» **TASK OBJECTIVE**:
State the count of lines below in which the word "image" appears, and add nothing.

» **DATASET RECORDS**:
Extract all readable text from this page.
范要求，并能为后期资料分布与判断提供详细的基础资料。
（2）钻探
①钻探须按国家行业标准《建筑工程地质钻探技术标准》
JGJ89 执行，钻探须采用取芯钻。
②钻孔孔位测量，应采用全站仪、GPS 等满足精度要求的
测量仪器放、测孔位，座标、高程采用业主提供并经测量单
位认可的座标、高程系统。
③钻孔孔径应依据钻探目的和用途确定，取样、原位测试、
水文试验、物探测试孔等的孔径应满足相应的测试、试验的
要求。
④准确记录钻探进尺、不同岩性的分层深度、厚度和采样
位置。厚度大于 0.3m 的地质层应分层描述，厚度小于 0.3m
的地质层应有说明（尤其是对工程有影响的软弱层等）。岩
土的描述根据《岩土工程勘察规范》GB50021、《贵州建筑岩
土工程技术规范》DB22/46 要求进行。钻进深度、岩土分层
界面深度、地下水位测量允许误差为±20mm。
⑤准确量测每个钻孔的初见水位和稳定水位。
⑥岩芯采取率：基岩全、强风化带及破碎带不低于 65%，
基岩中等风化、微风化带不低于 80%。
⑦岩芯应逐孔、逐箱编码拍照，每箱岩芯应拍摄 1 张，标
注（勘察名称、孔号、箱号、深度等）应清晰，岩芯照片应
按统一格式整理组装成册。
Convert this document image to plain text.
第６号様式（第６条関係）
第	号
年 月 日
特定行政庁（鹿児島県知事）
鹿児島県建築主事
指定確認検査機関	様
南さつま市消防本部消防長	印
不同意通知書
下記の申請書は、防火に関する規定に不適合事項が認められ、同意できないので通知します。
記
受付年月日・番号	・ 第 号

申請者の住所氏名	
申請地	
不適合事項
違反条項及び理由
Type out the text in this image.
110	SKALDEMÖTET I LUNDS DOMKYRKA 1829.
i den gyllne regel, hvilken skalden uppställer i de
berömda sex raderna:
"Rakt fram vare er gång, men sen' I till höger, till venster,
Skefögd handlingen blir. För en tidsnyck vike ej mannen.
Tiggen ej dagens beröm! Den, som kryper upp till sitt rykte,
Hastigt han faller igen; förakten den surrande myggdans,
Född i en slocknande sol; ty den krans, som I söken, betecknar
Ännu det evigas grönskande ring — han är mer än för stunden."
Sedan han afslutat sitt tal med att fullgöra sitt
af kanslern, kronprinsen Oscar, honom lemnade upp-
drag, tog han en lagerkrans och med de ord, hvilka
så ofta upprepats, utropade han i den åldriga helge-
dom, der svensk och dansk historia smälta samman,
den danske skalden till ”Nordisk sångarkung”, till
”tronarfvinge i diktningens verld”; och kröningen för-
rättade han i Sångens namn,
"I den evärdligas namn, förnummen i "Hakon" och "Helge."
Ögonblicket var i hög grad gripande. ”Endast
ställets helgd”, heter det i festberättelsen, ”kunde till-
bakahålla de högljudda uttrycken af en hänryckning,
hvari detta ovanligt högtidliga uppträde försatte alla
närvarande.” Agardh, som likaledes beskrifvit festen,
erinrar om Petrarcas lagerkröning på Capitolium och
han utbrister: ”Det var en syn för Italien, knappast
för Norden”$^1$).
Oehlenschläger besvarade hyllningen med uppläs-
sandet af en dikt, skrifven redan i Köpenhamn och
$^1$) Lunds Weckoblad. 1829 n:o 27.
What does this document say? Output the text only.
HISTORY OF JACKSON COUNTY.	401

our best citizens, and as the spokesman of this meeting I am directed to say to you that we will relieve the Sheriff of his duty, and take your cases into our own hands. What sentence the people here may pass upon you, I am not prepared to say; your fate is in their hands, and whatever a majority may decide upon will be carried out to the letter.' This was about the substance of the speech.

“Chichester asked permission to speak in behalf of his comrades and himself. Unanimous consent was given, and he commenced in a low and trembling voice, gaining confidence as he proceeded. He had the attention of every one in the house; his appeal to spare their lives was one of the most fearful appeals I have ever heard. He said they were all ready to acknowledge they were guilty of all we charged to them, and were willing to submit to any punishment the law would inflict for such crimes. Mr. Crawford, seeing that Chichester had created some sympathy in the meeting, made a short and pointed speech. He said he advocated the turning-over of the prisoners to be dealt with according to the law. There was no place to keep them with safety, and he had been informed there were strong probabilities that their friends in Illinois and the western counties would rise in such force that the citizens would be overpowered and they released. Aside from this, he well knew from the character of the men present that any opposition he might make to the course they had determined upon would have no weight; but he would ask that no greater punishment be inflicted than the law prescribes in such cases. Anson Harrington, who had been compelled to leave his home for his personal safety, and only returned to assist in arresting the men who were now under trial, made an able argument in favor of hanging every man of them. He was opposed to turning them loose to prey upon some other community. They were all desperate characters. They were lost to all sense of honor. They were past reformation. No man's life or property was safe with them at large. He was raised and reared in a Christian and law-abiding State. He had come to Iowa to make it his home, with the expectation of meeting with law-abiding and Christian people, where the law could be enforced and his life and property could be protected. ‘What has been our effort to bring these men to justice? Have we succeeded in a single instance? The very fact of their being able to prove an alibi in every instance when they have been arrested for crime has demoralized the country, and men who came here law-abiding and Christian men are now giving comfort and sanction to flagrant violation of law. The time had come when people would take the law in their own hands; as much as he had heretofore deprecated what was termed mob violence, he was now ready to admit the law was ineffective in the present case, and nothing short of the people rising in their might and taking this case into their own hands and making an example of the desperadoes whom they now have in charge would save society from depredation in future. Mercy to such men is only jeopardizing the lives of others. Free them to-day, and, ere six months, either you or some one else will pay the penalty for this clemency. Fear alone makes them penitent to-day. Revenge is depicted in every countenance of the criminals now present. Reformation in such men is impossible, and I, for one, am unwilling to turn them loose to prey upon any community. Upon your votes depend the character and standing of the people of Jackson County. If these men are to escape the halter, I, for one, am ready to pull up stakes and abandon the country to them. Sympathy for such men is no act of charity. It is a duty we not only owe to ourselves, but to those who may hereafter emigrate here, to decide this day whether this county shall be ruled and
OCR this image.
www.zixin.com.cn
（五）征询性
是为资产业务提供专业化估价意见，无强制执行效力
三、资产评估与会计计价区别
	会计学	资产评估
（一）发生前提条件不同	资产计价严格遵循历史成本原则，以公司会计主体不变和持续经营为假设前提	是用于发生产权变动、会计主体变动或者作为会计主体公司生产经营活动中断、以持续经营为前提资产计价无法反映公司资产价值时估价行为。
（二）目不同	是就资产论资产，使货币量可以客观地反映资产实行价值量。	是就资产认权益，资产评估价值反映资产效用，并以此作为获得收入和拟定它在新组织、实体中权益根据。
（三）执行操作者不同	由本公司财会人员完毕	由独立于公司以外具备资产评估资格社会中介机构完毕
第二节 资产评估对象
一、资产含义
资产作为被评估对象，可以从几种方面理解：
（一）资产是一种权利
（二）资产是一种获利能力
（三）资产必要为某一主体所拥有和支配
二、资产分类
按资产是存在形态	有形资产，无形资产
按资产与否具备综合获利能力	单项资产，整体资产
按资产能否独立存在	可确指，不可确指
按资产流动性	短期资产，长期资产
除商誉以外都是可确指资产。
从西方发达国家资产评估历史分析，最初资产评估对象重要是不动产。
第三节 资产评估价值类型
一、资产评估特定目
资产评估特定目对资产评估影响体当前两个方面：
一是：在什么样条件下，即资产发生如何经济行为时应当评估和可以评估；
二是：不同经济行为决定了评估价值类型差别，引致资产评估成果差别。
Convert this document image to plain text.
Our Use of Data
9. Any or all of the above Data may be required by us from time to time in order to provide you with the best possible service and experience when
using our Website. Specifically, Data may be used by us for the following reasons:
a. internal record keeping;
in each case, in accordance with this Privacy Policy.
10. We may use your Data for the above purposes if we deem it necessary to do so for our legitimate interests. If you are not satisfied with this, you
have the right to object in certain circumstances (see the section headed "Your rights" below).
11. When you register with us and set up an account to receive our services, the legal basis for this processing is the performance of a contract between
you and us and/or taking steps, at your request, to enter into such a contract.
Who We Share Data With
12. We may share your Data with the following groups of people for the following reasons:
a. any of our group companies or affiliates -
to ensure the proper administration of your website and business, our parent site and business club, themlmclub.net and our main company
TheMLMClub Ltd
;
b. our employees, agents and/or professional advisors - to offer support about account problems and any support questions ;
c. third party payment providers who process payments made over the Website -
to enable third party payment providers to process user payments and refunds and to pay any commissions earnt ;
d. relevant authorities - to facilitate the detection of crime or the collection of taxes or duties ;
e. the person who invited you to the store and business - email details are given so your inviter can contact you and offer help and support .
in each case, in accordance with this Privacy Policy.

» **EXERCISE RESULT**:
4